- **Given task**
Lines containing the word "Addresses" are to be located and copied.
------------------------------------
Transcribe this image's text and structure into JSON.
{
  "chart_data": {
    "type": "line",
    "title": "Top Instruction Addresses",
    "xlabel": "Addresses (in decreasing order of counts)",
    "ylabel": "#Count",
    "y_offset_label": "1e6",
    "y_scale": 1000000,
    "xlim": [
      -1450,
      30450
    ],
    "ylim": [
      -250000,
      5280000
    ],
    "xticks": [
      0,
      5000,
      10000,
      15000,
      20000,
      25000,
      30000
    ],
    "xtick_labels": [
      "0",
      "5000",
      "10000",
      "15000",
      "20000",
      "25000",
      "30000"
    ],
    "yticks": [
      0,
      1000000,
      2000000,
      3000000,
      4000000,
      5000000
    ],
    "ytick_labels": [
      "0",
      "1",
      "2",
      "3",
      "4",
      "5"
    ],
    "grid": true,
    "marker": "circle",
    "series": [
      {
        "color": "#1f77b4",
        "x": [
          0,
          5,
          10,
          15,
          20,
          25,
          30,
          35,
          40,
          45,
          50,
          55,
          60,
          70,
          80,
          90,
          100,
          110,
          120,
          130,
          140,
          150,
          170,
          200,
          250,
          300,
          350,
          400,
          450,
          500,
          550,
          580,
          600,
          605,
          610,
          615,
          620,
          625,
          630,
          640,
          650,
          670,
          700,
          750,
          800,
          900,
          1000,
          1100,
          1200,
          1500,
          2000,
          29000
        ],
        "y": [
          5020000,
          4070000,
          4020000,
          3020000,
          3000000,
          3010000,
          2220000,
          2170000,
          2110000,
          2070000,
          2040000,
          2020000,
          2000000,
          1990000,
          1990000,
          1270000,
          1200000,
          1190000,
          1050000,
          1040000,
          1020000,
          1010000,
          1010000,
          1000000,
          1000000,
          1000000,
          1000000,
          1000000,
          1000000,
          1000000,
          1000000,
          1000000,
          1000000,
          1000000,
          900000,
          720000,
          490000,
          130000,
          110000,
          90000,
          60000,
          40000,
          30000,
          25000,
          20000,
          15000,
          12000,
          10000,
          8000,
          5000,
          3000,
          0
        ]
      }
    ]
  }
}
------------------------------------
- **Finished answer**
    "title": "Top Instruction Addresses",
    "xlabel": "Addresses (in decreasing order of counts)",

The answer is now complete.